§ Exercise prompt
Find the word "吸入性损伤后" in the material below and gather every line that contains it.

+++ Working data

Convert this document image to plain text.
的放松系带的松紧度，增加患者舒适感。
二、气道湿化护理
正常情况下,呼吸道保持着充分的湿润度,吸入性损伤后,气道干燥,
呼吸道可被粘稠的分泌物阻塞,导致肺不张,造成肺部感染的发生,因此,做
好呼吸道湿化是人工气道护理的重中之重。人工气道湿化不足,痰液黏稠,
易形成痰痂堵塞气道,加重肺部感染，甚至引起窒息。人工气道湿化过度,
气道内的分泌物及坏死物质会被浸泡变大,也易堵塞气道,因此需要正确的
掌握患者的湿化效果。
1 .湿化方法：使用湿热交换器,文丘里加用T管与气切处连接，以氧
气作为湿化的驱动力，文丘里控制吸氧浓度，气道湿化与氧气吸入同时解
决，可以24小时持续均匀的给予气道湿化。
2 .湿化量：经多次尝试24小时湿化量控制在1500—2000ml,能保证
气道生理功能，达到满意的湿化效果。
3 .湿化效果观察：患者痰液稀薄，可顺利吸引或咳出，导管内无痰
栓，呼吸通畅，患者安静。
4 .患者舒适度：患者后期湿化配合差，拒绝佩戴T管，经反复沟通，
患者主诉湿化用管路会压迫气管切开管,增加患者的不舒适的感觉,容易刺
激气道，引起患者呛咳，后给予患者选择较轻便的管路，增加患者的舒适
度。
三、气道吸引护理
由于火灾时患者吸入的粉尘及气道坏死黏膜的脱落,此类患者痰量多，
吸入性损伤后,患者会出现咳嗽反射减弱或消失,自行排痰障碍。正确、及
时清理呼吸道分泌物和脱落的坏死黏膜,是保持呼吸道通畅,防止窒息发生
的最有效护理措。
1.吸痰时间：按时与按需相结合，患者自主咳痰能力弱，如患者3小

++++++

§ Solution
正常情况下,呼吸道保持着充分的湿润度,吸入性损伤后,气道干燥,
吸入性损伤后,患者会出现咳嗽反射减弱或消失,自行排痰障碍。正确、及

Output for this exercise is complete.